┏━━

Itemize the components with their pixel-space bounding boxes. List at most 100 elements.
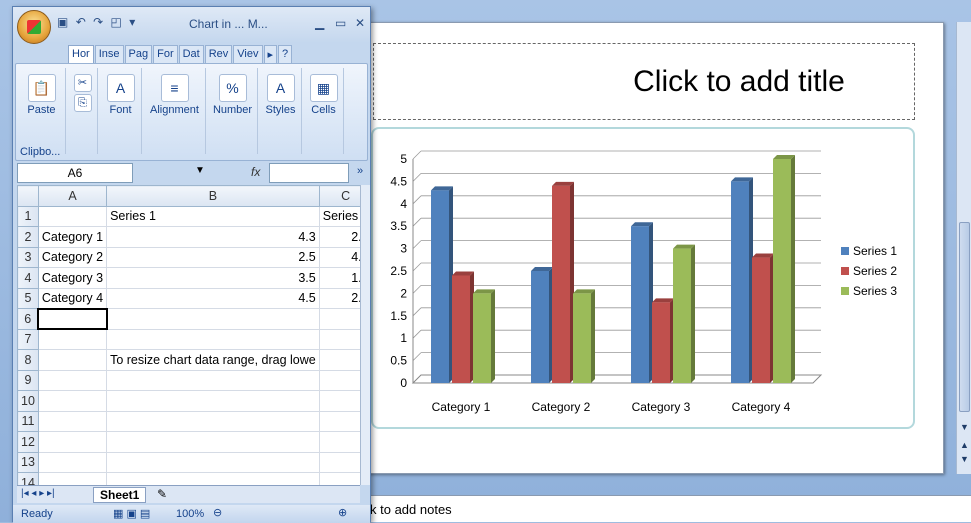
cell[interactable] [318, 328, 360, 350]
slide-vertical-scrollbar[interactable]: ▼ ▲ ▼ [956, 22, 971, 474]
row-header[interactable]: 3 [17, 246, 39, 268]
name-box[interactable]: A6 [17, 163, 133, 183]
next-slide-icon[interactable]: ▼ [960, 454, 969, 464]
cell[interactable]: 2.5 [106, 246, 320, 268]
tab-scroll-right-icon[interactable]: ▸ [263, 45, 278, 63]
spreadsheet-grid[interactable]: A B C D 1Series 1Series 2Series 32Catego… [17, 185, 360, 485]
cells-group[interactable]: ▦ Cells [304, 68, 344, 154]
customize-qat-icon[interactable]: ▾ [129, 15, 137, 29]
cell[interactable]: To resize chart data range, drag lowe [106, 349, 320, 371]
row-header[interactable]: 4 [17, 267, 39, 289]
cell[interactable]: Category 3 [37, 267, 108, 289]
print-preview-icon[interactable]: ◰ [111, 15, 124, 29]
cell[interactable] [318, 451, 360, 473]
cell[interactable]: 3.5 [106, 267, 320, 289]
sheet-tab[interactable]: Sheet1 [93, 487, 147, 503]
excel-window[interactable]: ▣ ↶ ↷ ◰ ▾ Chart in ... M... ▁ ▭ ✕ Hor In… [12, 6, 371, 523]
cell[interactable] [106, 410, 320, 432]
cell[interactable]: Series 1 [106, 205, 320, 227]
tab-home[interactable]: Hor [68, 45, 94, 63]
cell[interactable] [106, 328, 320, 350]
slide[interactable]: Click to add title 0 0.5 1 1.5 2 2.5 3 3.5 4 4.5 5… [360, 22, 944, 474]
select-all-corner[interactable] [17, 185, 39, 207]
cell[interactable] [37, 369, 108, 391]
cell[interactable] [37, 307, 108, 330]
cell[interactable] [37, 205, 108, 227]
row-header[interactable]: 2 [17, 226, 39, 248]
cell[interactable] [106, 472, 320, 485]
tab-insert[interactable]: Inse [94, 45, 124, 63]
cell[interactable] [37, 431, 108, 453]
copy-icon[interactable]: ⎘ [73, 94, 92, 112]
zoom-level[interactable]: 100% [176, 508, 204, 520]
cut-copy-group[interactable]: ✂ ⎘ [68, 68, 98, 154]
scroll-thumb[interactable] [959, 222, 970, 412]
cell[interactable] [37, 390, 108, 412]
cell[interactable] [106, 390, 320, 412]
scissors-icon[interactable]: ✂ [73, 74, 92, 92]
notes-pane[interactable]: k to add notes [360, 495, 971, 522]
cell[interactable] [37, 410, 108, 432]
cell[interactable] [106, 431, 320, 453]
cell[interactable]: Series 2 [318, 205, 360, 227]
expand-formula-bar-icon[interactable]: » [357, 165, 363, 177]
column-header[interactable]: B [106, 185, 320, 207]
minimize-icon[interactable]: ▁ [315, 16, 324, 30]
cell[interactable] [318, 431, 360, 453]
cell[interactable] [106, 369, 320, 391]
styles-group[interactable]: A Styles [260, 68, 302, 154]
cell[interactable]: 4.5 [106, 287, 320, 309]
cell[interactable] [318, 390, 360, 412]
column-header[interactable]: A [37, 185, 108, 207]
row-header[interactable]: 6 [17, 308, 39, 330]
title-placeholder[interactable]: Click to add title [373, 43, 915, 120]
chart[interactable]: 0 0.5 1 1.5 2 2.5 3 3.5 4 4.5 5 Category 1 Category … [371, 127, 915, 429]
cell[interactable] [37, 472, 108, 485]
view-buttons-icon[interactable]: ▦ ▣ ▤ [113, 507, 150, 520]
cell[interactable]: 2.8 [318, 287, 360, 309]
row-header[interactable]: 9 [17, 369, 39, 391]
row-header[interactable]: 11 [17, 410, 39, 432]
quick-access-toolbar[interactable]: ▣ ↶ ↷ ◰ ▾ [57, 15, 137, 29]
scroll-down-arrow-icon[interactable]: ▼ [960, 422, 969, 432]
cell[interactable] [37, 349, 108, 371]
row-header[interactable]: 10 [17, 390, 39, 412]
cell[interactable]: 2.4 [318, 226, 360, 248]
cell[interactable] [106, 451, 320, 473]
help-icon[interactable]: ? [278, 45, 293, 63]
redo-icon[interactable]: ↷ [93, 15, 105, 29]
sheet-nav-arrows-icon[interactable]: |◂ ◂ ▸ ▸| [21, 488, 55, 499]
tab-view[interactable]: Viev [233, 45, 263, 63]
cell[interactable] [37, 451, 108, 473]
cell[interactable] [318, 349, 360, 371]
row-header[interactable]: 14 [17, 472, 39, 485]
column-header[interactable]: C [318, 185, 360, 207]
cell[interactable] [318, 472, 360, 485]
cell[interactable] [318, 410, 360, 432]
number-group[interactable]: % Number [208, 68, 258, 154]
cell[interactable] [318, 369, 360, 391]
row-header[interactable]: 13 [17, 451, 39, 473]
undo-icon[interactable]: ↶ [76, 15, 88, 29]
formula-bar[interactable] [269, 163, 349, 183]
cell[interactable]: 1.8 [318, 267, 360, 289]
insert-sheet-icon[interactable]: ✎ [157, 487, 167, 501]
paste-button[interactable]: 📋 Paste [18, 68, 66, 154]
save-icon[interactable]: ▣ [57, 15, 70, 29]
maximize-icon[interactable]: ▭ [335, 16, 346, 30]
office-button[interactable] [17, 10, 51, 44]
tab-data[interactable]: Dat [178, 45, 204, 63]
cell[interactable] [106, 308, 320, 330]
row-header[interactable]: 7 [17, 328, 39, 350]
cell[interactable]: Category 4 [37, 287, 108, 309]
cell[interactable]: 4.4 [318, 246, 360, 268]
sheet-vertical-scrollbar[interactable] [360, 185, 370, 485]
font-group[interactable]: A Font [100, 68, 142, 154]
excel-titlebar[interactable]: ▣ ↶ ↷ ◰ ▾ Chart in ... M... ▁ ▭ ✕ [13, 7, 370, 44]
row-header[interactable]: 12 [17, 431, 39, 453]
cell[interactable] [37, 328, 108, 350]
tab-page-layout[interactable]: Pag [124, 45, 153, 63]
zoom-out-icon[interactable]: ⊖ [213, 506, 222, 519]
fx-icon[interactable]: fx [251, 165, 260, 179]
row-header[interactable]: 8 [17, 349, 39, 371]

┗━━

» Brief
Verbatim reproduction of every entry is needed, with the images left out.

» Written response
Itemize the components with their pixel-space bounding boxes. List at most 100 elements.
cell[interactable] [318, 328, 360, 350]
slide-vertical-scrollbar[interactable]: ▼ ▲ ▼ [956, 22, 971, 474]
row-header[interactable]: 3 [17, 246, 39, 268]
name-box[interactable]: A6 [17, 163, 133, 183]
next-slide-icon[interactable]: ▼ [960, 454, 969, 464]
cell[interactable]: 2.5 [106, 246, 320, 268]
tab-scroll-right-icon[interactable]: ▸ [263, 45, 278, 63]
spreadsheet-grid[interactable]: A B C D 1Series 1Series 2Series 32Catego… [17, 185, 360, 485]
cells-group[interactable]: ▦ Cells [304, 68, 344, 154]
customize-qat-icon[interactable]: ▾ [129, 15, 137, 29]
cell[interactable]: To resize chart data range, drag lowe [106, 349, 320, 371]
row-header[interactable]: 4 [17, 267, 39, 289]
cell[interactable]: Category 3 [37, 267, 108, 289]
print-preview-icon[interactable]: ◰ [111, 15, 124, 29]
cell[interactable] [318, 451, 360, 473]
cell[interactable]: 3.5 [106, 267, 320, 289]
sheet-tab[interactable]: Sheet1 [93, 487, 147, 503]
excel-window[interactable]: ▣ ↶ ↷ ◰ ▾ Chart in ... M... ▁ ▭ ✕ Hor In… [12, 6, 371, 523]
cell[interactable] [106, 410, 320, 432]
cell[interactable]: Series 1 [106, 205, 320, 227]
tab-home[interactable]: Hor [68, 45, 94, 63]
cell[interactable] [106, 328, 320, 350]
slide[interactable]: Click to add title 0 0.5 1 1.5 2 2.5 3 3.5 4 4.5 5… [360, 22, 944, 474]
select-all-corner[interactable] [17, 185, 39, 207]
cell[interactable] [37, 369, 108, 391]
cell[interactable] [37, 307, 108, 330]
cell[interactable] [37, 205, 108, 227]
row-header[interactable]: 2 [17, 226, 39, 248]
cell[interactable] [106, 472, 320, 485]
tab-insert[interactable]: Inse [94, 45, 124, 63]
cell[interactable] [37, 431, 108, 453]
copy-icon[interactable]: ⎘ [73, 94, 92, 112]
zoom-level[interactable]: 100% [176, 508, 204, 520]
cut-copy-group[interactable]: ✂ ⎘ [68, 68, 98, 154]
scroll-thumb[interactable] [959, 222, 970, 412]
cell[interactable] [37, 390, 108, 412]
cell[interactable] [106, 390, 320, 412]
scissors-icon[interactable]: ✂ [73, 74, 92, 92]
notes-pane[interactable]: k to add notes [360, 495, 971, 522]
cell[interactable] [37, 410, 108, 432]
cell[interactable] [106, 431, 320, 453]
cell[interactable]: Series 2 [318, 205, 360, 227]
expand-formula-bar-icon[interactable]: » [357, 165, 363, 177]
column-header[interactable]: B [106, 185, 320, 207]
minimize-icon[interactable]: ▁ [315, 16, 324, 30]
cell[interactable] [318, 431, 360, 453]
cell[interactable] [106, 369, 320, 391]
styles-group[interactable]: A Styles [260, 68, 302, 154]
cell[interactable]: 4.5 [106, 287, 320, 309]
cell[interactable] [318, 390, 360, 412]
column-header[interactable]: A [37, 185, 108, 207]
row-header[interactable]: 6 [17, 308, 39, 330]
title-placeholder[interactable]: Click to add title [373, 43, 915, 120]
chart[interactable]: 0 0.5 1 1.5 2 2.5 3 3.5 4 4.5 5 Category 1 Category … [371, 127, 915, 429]
cell[interactable] [37, 472, 108, 485]
view-buttons-icon[interactable]: ▦ ▣ ▤ [113, 507, 150, 520]
cell[interactable]: 2.8 [318, 287, 360, 309]
row-header[interactable]: 9 [17, 369, 39, 391]
row-header[interactable]: 11 [17, 410, 39, 432]
quick-access-toolbar[interactable]: ▣ ↶ ↷ ◰ ▾ [57, 15, 137, 29]
scroll-down-arrow-icon[interactable]: ▼ [960, 422, 969, 432]
cell[interactable] [37, 349, 108, 371]
row-header[interactable]: 10 [17, 390, 39, 412]
cell[interactable]: 2.4 [318, 226, 360, 248]
cell[interactable] [106, 451, 320, 473]
help-icon[interactable]: ? [278, 45, 293, 63]
redo-icon[interactable]: ↷ [93, 15, 105, 29]
sheet-nav-arrows-icon[interactable]: |◂ ◂ ▸ ▸| [21, 488, 55, 499]
tab-view[interactable]: Viev [233, 45, 263, 63]
cell[interactable] [37, 451, 108, 473]
cell[interactable] [318, 349, 360, 371]
row-header[interactable]: 14 [17, 472, 39, 485]
column-header[interactable]: C [318, 185, 360, 207]
cell[interactable] [318, 472, 360, 485]
cell[interactable] [318, 410, 360, 432]
number-group[interactable]: % Number [208, 68, 258, 154]
cell[interactable] [318, 369, 360, 391]
row-header[interactable]: 13 [17, 451, 39, 473]
undo-icon[interactable]: ↶ [76, 15, 88, 29]
formula-bar[interactable] [269, 163, 349, 183]
cell[interactable]: 1.8 [318, 267, 360, 289]
insert-sheet-icon[interactable]: ✎ [157, 487, 167, 501]
paste-button[interactable]: 📋 Paste [18, 68, 66, 154]
save-icon[interactable]: ▣ [57, 15, 70, 29]
maximize-icon[interactable]: ▭ [335, 16, 346, 30]
office-button[interactable] [17, 10, 51, 44]
tab-data[interactable]: Dat [178, 45, 204, 63]
cell[interactable] [106, 308, 320, 330]
row-header[interactable]: 7 [17, 328, 39, 350]
cell[interactable]: Category 4 [37, 287, 108, 309]
cell[interactable]: 4.4 [318, 246, 360, 268]
sheet-vertical-scrollbar[interactable] [360, 185, 370, 485]
font-group[interactable]: A Font [100, 68, 142, 154]
excel-titlebar[interactable]: ▣ ↶ ↷ ◰ ▾ Chart in ... M... ▁ ▭ ✕ [13, 7, 370, 44]
row-header[interactable]: 12 [17, 431, 39, 453]
cell[interactable] [37, 328, 108, 350]
tab-page-layout[interactable]: Pag [124, 45, 153, 63]
zoom-out-icon[interactable]: ⊖ [213, 506, 222, 519]
fx-icon[interactable]: fx [251, 165, 260, 179]
row-header[interactable]: 8 [17, 349, 39, 371]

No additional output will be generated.